(Data entries)
────────
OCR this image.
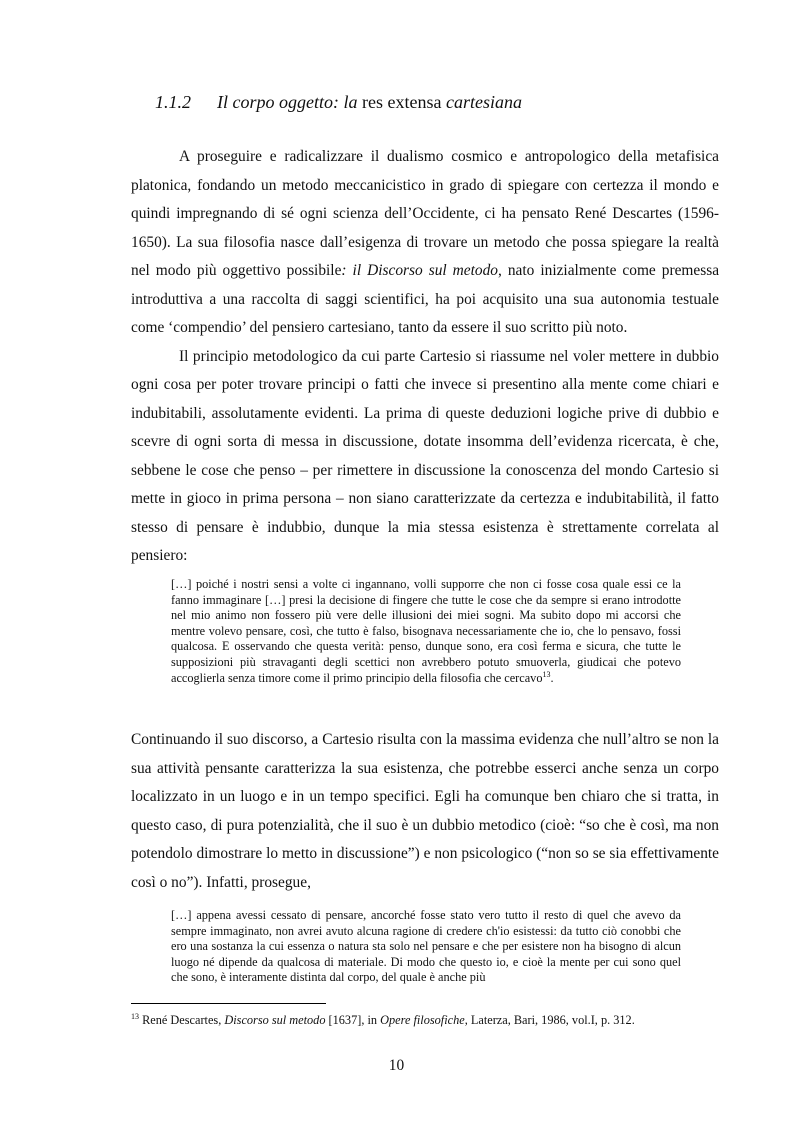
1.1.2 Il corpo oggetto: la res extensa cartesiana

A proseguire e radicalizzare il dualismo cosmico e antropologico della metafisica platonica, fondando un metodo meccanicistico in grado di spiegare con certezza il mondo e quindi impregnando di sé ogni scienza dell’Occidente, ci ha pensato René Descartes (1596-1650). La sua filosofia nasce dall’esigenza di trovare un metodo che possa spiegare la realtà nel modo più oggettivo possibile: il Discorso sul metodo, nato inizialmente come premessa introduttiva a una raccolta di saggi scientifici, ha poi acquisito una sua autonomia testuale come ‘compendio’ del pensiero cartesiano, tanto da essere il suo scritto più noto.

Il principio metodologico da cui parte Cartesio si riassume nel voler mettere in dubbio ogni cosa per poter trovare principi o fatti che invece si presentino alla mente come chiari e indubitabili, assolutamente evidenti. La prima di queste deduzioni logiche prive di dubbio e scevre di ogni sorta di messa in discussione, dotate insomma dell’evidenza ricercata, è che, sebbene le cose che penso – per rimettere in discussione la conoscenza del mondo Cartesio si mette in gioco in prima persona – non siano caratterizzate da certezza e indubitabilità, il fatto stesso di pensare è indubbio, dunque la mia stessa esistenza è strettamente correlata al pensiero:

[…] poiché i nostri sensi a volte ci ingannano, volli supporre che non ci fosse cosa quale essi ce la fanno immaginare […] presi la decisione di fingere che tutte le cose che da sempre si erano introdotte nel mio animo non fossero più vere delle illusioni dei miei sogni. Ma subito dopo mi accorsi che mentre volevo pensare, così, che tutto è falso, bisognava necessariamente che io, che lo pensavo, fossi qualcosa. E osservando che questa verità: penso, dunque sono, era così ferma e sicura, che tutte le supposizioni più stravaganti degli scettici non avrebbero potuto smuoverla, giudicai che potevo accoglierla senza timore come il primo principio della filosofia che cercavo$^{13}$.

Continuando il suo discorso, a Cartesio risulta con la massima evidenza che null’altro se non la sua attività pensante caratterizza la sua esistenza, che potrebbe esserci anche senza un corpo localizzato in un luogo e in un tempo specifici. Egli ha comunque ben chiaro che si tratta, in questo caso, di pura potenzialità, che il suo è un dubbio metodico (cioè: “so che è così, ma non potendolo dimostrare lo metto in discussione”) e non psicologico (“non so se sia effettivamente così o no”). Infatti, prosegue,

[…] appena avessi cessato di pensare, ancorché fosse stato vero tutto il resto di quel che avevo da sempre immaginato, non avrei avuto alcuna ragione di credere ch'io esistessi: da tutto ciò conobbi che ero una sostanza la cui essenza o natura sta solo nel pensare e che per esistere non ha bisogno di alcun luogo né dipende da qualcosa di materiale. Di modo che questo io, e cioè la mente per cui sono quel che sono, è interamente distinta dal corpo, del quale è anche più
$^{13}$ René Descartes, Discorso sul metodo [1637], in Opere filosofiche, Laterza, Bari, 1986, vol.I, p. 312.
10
────────
• _Written instruction_
Find the lines that include the string "questo", then copy each of them.

• _Full answer_
Continuando il suo discorso, a Cartesio risulta con la massima evidenza che null’altro se non la sua attività pensante caratterizza la sua esistenza, che potrebbe esserci anche senza un corpo localizzato in un luogo e in un tempo specifici. Egli ha comunque ben chiaro che si tratta, in questo caso, di pura potenzialità, che il suo è un dubbio metodico (cioè: “so che è così, ma non potendolo dimostrare lo metto in discussione”) e non psicologico (“non so se sia effettivamente così o no”). Infatti, prosegue,
[…] appena avessi cessato di pensare, ancorché fosse stato vero tutto il resto di quel che avevo da sempre immaginato, non avrei avuto alcuna ragione di credere ch'io esistessi: da tutto ciò conobbi che ero una sostanza la cui essenza o natura sta solo nel pensare e che per esistere non ha bisogno di alcun luogo né dipende da qualcosa di materiale. Di modo che questo io, e cioè la mente per cui sono quel che sono, è interamente distinta dal corpo, del quale è anche più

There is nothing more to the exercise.